**What you should do**
Take the line that contains "Convert this document image to plain text." as the first line and the last line of the material below as the final one; reproduce exactly the lines between, inclusive.

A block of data
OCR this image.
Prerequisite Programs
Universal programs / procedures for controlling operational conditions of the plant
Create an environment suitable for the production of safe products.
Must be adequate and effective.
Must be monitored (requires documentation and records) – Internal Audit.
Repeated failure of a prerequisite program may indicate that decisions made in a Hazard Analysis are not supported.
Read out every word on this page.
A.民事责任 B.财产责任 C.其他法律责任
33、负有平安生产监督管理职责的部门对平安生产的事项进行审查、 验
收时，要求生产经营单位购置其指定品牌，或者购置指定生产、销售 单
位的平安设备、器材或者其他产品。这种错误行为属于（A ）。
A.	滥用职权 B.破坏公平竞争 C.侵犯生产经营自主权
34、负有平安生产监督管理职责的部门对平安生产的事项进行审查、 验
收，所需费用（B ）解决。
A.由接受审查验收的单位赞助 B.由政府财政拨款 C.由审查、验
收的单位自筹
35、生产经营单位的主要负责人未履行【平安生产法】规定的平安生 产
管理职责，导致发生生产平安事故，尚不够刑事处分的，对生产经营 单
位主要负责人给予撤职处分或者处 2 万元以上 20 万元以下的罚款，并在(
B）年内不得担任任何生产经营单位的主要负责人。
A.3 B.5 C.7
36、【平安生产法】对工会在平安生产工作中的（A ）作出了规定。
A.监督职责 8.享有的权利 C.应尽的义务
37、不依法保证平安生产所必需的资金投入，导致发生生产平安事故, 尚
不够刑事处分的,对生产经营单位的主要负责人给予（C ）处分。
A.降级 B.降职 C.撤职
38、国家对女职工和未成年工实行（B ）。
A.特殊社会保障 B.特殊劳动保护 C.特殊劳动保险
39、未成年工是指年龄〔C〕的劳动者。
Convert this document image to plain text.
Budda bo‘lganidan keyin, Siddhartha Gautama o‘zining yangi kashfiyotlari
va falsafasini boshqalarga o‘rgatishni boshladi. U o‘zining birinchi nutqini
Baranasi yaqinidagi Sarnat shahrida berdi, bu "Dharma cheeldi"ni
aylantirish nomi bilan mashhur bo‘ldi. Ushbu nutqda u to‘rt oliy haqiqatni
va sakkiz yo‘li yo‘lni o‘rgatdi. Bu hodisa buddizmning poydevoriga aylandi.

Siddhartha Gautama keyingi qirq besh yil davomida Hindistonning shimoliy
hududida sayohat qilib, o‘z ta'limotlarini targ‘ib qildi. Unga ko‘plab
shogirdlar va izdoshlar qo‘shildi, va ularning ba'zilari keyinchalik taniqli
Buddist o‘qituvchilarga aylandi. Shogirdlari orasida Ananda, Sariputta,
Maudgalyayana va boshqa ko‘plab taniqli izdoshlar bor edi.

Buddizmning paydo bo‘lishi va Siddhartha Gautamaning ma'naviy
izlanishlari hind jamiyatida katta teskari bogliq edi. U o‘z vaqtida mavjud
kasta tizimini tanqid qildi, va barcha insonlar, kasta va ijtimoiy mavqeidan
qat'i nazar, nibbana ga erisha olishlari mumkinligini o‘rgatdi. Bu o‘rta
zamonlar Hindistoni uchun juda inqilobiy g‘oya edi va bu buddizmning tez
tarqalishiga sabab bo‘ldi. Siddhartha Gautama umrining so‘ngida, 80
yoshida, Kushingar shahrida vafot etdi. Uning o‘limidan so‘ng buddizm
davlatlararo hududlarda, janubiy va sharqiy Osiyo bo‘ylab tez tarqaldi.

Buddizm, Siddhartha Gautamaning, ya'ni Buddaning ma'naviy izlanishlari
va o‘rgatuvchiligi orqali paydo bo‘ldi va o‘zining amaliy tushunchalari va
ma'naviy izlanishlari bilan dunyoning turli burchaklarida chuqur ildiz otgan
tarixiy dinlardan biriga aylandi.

**Expected output**
Convert this document image to plain text.
Budda bo‘lganidan keyin, Siddhartha Gautama o‘zining yangi kashfiyotlari
va falsafasini boshqalarga o‘rgatishni boshladi. U o‘zining birinchi nutqini
Baranasi yaqinidagi Sarnat shahrida berdi, bu "Dharma cheeldi"ni
aylantirish nomi bilan mashhur bo‘ldi. Ushbu nutqda u to‘rt oliy haqiqatni
va sakkiz yo‘li yo‘lni o‘rgatdi. Bu hodisa buddizmning poydevoriga aylandi.

Siddhartha Gautama keyingi qirq besh yil davomida Hindistonning shimoliy
hududida sayohat qilib, o‘z ta'limotlarini targ‘ib qildi. Unga ko‘plab
shogirdlar va izdoshlar qo‘shildi, va ularning ba'zilari keyinchalik taniqli
Buddist o‘qituvchilarga aylandi. Shogirdlari orasida Ananda, Sariputta,
Maudgalyayana va boshqa ko‘plab taniqli izdoshlar bor edi.

Buddizmning paydo bo‘lishi va Siddhartha Gautamaning ma'naviy
izlanishlari hind jamiyatida katta teskari bogliq edi. U o‘z vaqtida mavjud
kasta tizimini tanqid qildi, va barcha insonlar, kasta va ijtimoiy mavqeidan
qat'i nazar, nibbana ga erisha olishlari mumkinligini o‘rgatdi. Bu o‘rta
zamonlar Hindistoni uchun juda inqilobiy g‘oya edi va bu buddizmning tez
tarqalishiga sabab bo‘ldi. Siddhartha Gautama umrining so‘ngida, 80
yoshida, Kushingar shahrida vafot etdi. Uning o‘limidan so‘ng buddizm
davlatlararo hududlarda, janubiy va sharqiy Osiyo bo‘ylab tez tarqaldi.

Buddizm, Siddhartha Gautamaning, ya'ni Buddaning ma'naviy izlanishlari
va o‘rgatuvchiligi orqali paydo bo‘ldi va o‘zining amaliy tushunchalari va
ma'naviy izlanishlari bilan dunyoning turli burchaklarida chuqur ildiz otgan
tarixiy dinlardan biriga aylandi.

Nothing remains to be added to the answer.